> _Stated problem_:
Reproduce the records exactly.

start

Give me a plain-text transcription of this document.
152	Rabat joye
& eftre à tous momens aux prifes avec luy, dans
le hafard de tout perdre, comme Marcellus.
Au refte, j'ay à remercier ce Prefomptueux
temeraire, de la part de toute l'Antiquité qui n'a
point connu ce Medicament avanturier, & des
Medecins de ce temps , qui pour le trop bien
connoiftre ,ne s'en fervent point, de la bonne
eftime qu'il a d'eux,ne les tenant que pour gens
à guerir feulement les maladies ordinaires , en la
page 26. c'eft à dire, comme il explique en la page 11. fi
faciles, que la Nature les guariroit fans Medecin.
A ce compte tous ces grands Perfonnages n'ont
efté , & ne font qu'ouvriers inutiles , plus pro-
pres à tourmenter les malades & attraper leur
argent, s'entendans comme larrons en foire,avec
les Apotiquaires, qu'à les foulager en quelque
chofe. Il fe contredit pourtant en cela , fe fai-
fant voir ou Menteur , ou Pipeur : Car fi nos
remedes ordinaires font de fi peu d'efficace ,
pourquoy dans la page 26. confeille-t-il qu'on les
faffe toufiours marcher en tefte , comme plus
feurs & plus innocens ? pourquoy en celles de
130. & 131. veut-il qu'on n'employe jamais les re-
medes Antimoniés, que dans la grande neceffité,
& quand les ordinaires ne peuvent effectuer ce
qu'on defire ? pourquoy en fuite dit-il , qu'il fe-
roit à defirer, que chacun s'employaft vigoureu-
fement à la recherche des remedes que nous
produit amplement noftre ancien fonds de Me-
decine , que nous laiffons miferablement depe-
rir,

end

> _Task response_:
Give me a plain-text transcription of this document.
152	Rabat joye
& eftre à tous momens aux prifes avec luy, dans
le hafard de tout perdre, comme Marcellus.
Au refte, j'ay à remercier ce Prefomptueux
temeraire, de la part de toute l'Antiquité qui n'a
point connu ce Medicament avanturier, & des
Medecins de ce temps , qui pour le trop bien
connoiftre ,ne s'en fervent point, de la bonne
eftime qu'il a d'eux,ne les tenant que pour gens
à guerir feulement les maladies ordinaires , en la
page 26. c'eft à dire, comme il explique en la page 11. fi
faciles, que la Nature les guariroit fans Medecin.
A ce compte tous ces grands Perfonnages n'ont
efté , & ne font qu'ouvriers inutiles , plus pro-
pres à tourmenter les malades & attraper leur
argent, s'entendans comme larrons en foire,avec
les Apotiquaires, qu'à les foulager en quelque
chofe. Il fe contredit pourtant en cela , fe fai-
fant voir ou Menteur , ou Pipeur : Car fi nos
remedes ordinaires font de fi peu d'efficace ,
pourquoy dans la page 26. confeille-t-il qu'on les
faffe toufiours marcher en tefte , comme plus
feurs & plus innocens ? pourquoy en celles de
130. & 131. veut-il qu'on n'employe jamais les re-
medes Antimoniés, que dans la grande neceffité,
& quand les ordinaires ne peuvent effectuer ce
qu'on defire ? pourquoy en fuite dit-il , qu'il fe-
roit à defirer, que chacun s'employaft vigoureu-
fement à la recherche des remedes que nous
produit amplement noftre ancien fonds de Me-
decine , que nous laiffons miferablement depe-
rir,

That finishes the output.